▸ Aim of the exercise: Copy out all the entries exactly.

▸ Input material:
+--
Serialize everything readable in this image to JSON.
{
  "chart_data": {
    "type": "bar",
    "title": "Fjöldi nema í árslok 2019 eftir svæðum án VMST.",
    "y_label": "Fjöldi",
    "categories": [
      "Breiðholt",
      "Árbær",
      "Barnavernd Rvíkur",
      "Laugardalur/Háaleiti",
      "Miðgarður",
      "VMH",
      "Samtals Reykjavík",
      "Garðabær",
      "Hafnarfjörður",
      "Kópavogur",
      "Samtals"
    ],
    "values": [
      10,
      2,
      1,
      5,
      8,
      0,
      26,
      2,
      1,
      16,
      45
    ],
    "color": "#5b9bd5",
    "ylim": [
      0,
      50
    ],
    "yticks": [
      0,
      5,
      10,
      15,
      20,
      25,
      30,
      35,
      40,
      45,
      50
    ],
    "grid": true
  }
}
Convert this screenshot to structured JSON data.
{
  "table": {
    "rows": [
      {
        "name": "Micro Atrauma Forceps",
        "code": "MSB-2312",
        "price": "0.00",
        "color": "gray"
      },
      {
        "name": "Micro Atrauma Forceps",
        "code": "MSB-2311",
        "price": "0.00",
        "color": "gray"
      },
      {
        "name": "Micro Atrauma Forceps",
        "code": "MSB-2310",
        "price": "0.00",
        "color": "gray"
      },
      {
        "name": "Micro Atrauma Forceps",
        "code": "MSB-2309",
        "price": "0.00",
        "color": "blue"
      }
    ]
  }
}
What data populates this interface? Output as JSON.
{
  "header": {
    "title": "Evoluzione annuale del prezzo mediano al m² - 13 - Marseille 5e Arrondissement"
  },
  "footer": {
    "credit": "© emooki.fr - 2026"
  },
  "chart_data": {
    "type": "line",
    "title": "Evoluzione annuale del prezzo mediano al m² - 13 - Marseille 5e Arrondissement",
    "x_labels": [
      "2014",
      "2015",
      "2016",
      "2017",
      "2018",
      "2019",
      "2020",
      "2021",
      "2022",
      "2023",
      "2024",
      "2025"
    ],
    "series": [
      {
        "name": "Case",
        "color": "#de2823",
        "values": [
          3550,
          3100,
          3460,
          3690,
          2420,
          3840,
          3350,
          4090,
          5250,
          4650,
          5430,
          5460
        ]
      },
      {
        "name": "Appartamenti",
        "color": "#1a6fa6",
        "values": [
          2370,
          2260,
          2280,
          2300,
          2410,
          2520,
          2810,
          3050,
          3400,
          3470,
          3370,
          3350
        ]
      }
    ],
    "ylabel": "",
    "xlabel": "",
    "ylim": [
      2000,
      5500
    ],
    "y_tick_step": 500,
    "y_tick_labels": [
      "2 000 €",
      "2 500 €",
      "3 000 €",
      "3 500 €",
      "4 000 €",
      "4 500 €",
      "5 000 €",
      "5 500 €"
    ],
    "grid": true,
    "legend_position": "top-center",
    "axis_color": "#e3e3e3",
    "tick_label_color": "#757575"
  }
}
+--
▸ Solution for this exercise:
Serialize everything readable in this image to JSON.
{
  "chart_data": {
    "type": "bar",
    "title": "Fjöldi nema í árslok 2019 eftir svæðum án VMST.",
    "y_label": "Fjöldi",
    "categories": [
      "Breiðholt",
      "Árbær",
      "Barnavernd Rvíkur",
      "Laugardalur/Háaleiti",
      "Miðgarður",
      "VMH",
      "Samtals Reykjavík",
      "Garðabær",
      "Hafnarfjörður",
      "Kópavogur",
      "Samtals"
    ],
    "values": [
      10,
      2,
      1,
      5,
      8,
      0,
      26,
      2,
      1,
      16,
      45
    ],
    "color": "#5b9bd5",
    "ylim": [
      0,
      50
    ],
    "yticks": [
      0,
      5,
      10,
      15,
      20,
      25,
      30,
      35,
      40,
      45,
      50
    ],
    "grid": true
  }
}
Convert this screenshot to structured JSON data.
{
  "table": {
    "rows": [
      {
        "name": "Micro Atrauma Forceps",
        "code": "MSB-2312",
        "price": "0.00",
        "color": "gray"
      },
      {
        "name": "Micro Atrauma Forceps",
        "code": "MSB-2311",
        "price": "0.00",
        "color": "gray"
      },
      {
        "name": "Micro Atrauma Forceps",
        "code": "MSB-2310",
        "price": "0.00",
        "color": "gray"
      },
      {
        "name": "Micro Atrauma Forceps",
        "code": "MSB-2309",
        "price": "0.00",
        "color": "blue"
      }
    ]
  }
}
What data populates this interface? Output as JSON.
{
  "header": {
    "title": "Evoluzione annuale del prezzo mediano al m² - 13 - Marseille 5e Arrondissement"
  },
  "footer": {
    "credit": "© emooki.fr - 2026"
  },
  "chart_data": {
    "type": "line",
    "title": "Evoluzione annuale del prezzo mediano al m² - 13 - Marseille 5e Arrondissement",
    "x_labels": [
      "2014",
      "2015",
      "2016",
      "2017",
      "2018",
      "2019",
      "2020",
      "2021",
      "2022",
      "2023",
      "2024",
      "2025"
    ],
    "series": [
      {
        "name": "Case",
        "color": "#de2823",
        "values": [
          3550,
          3100,
          3460,
          3690,
          2420,
          3840,
          3350,
          4090,
          5250,
          4650,
          5430,
          5460
        ]
      },
      {
        "name": "Appartamenti",
        "color": "#1a6fa6",
        "values": [
          2370,
          2260,
          2280,
          2300,
          2410,
          2520,
          2810,
          3050,
          3400,
          3470,
          3370,
          3350
        ]
      }
    ],
    "ylabel": "",
    "xlabel": "",
    "ylim": [
      2000,
      5500
    ],
    "y_tick_step": 500,
    "y_tick_labels": [
      "2 000 €",
      "2 500 €",
      "3 000 €",
      "3 500 €",
      "4 000 €",
      "4 500 €",
      "5 000 €",
      "5 500 €"
    ],
    "grid": true,
    "legend_position": "top-center",
    "axis_color": "#e3e3e3",
    "tick_label_color": "#757575"
  }
}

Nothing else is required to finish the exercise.